▶ **Task instructions**:
Examine the material below. Gather every line in which the string "JSON" appears.

Chart and figure data:
= = = = = = =

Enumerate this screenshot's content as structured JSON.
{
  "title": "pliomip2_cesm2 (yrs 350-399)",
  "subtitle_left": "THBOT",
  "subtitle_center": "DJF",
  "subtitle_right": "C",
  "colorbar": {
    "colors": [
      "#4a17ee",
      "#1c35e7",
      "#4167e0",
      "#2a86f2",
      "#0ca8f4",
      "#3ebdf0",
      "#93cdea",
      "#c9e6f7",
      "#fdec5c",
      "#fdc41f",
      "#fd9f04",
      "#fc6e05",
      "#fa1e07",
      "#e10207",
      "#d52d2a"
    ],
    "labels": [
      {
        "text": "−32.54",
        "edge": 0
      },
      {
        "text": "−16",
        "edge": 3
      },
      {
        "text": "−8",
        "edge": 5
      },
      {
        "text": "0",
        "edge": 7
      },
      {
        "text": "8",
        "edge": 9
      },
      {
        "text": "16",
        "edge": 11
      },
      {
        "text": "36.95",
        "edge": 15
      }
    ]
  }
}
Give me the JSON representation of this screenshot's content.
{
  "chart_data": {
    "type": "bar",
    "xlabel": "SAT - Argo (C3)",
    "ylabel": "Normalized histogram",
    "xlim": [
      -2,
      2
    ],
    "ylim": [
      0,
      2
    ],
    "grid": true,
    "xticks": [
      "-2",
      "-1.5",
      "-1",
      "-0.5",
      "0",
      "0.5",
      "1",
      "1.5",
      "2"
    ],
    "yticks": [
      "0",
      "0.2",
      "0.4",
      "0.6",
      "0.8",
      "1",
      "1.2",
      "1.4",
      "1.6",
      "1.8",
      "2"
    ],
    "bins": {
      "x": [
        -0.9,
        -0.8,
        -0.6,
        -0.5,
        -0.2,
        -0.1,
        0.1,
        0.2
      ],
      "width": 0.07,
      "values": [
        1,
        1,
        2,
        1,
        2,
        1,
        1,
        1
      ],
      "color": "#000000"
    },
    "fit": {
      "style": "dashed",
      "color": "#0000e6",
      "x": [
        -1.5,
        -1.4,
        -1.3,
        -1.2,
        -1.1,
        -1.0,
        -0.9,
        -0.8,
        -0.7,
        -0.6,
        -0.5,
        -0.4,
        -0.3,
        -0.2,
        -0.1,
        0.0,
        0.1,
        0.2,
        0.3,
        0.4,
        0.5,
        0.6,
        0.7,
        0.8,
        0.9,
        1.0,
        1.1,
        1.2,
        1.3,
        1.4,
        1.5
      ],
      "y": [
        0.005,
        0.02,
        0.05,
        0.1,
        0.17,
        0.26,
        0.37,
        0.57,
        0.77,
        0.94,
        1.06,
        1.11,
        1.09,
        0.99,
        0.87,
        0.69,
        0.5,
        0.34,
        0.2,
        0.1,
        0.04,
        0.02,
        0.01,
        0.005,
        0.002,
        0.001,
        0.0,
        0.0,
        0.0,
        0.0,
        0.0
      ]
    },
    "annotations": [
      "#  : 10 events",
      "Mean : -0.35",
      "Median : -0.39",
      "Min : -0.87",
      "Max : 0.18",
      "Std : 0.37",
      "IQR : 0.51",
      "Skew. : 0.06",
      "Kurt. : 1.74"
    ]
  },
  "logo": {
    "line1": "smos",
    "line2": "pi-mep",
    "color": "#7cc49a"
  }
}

= = = = = = =

▶ **Response**:
Enumerate this screenshot's content as structured JSON.
Give me the JSON representation of this screenshot's content.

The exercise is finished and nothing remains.